>> begin Data excerpts

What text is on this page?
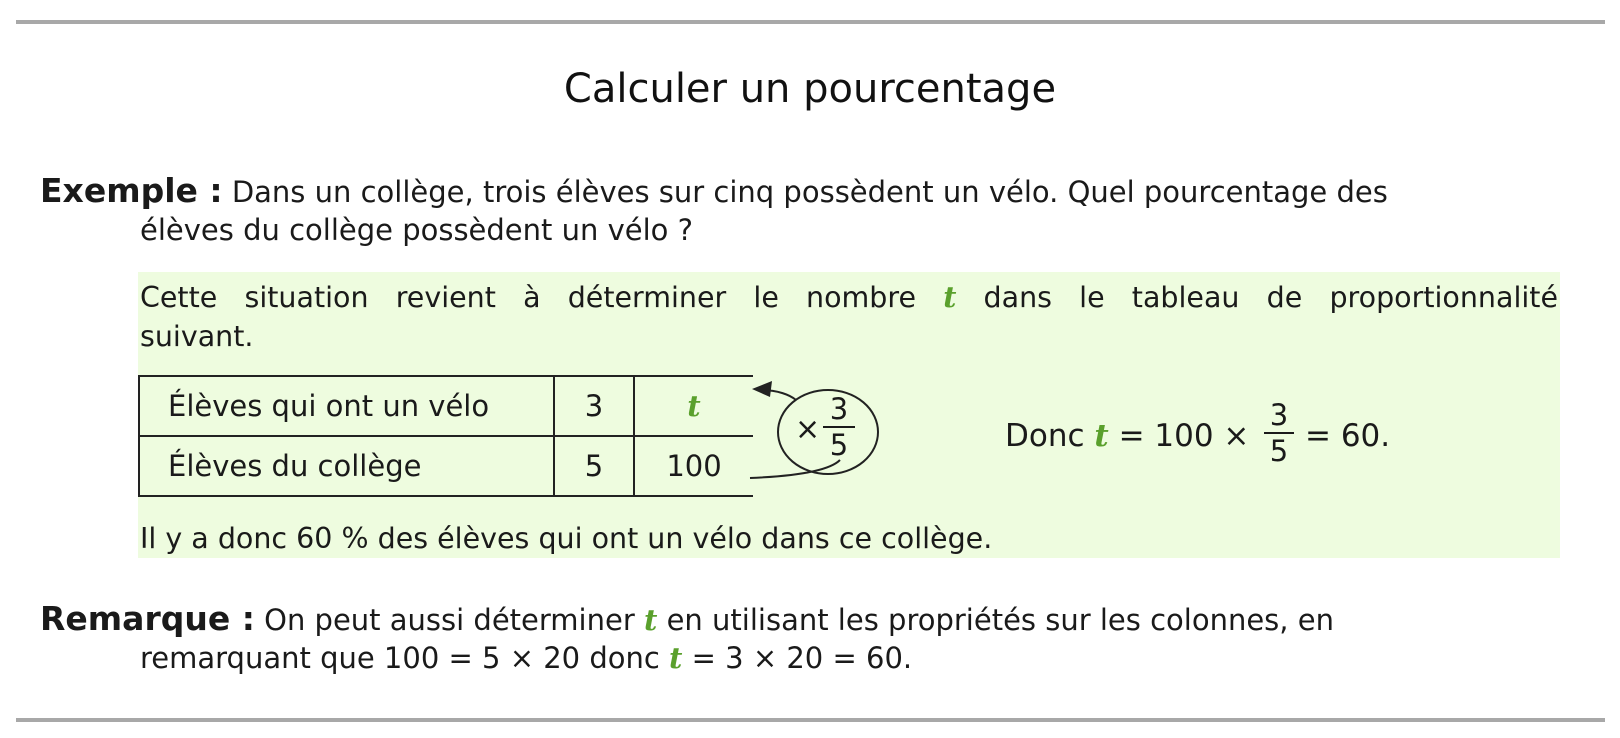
Calculer un pourcentage
Exemple : Dans un collège, trois élèves sur cinq possèdent un vélo. Quel pourcentage des
élèves du collège possèdent un vélo ?
Cette situation revient à déterminer le nombre t dans le tableau de proportionnalité
suivant.
Élèves qui ont un vélo	3	t
Élèves du collège	5	100
×
3
5	Donc t = 100 ×
3
5 = 60.
Il y a donc 60 % des élèves qui ont un vélo dans ce collège.
Remarque : On peut aussi déterminer t en utilisant les propriétés sur les colonnes, en
remarquant que 100 = 5 × 20 donc t = 3 × 20 = 60.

>> end Data excerpts

> **Stated goal**: Without including any pictures, output all the entries above exactly.

> **Reply to the task**:
What text is on this page?
Calculer un pourcentage
Exemple : Dans un collège, trois élèves sur cinq possèdent un vélo. Quel pourcentage des
élèves du collège possèdent un vélo ?
Cette situation revient à déterminer le nombre t dans le tableau de proportionnalité
suivant.
Élèves qui ont un vélo	3	t
Élèves du collège	5	100
×
3
5	Donc t = 100 ×
3
5 = 60.
Il y a donc 60 % des élèves qui ont un vélo dans ce collège.
Remarque : On peut aussi déterminer t en utilisant les propriétés sur les colonnes, en
remarquant que 100 = 5 × 20 donc t = 3 × 20 = 60.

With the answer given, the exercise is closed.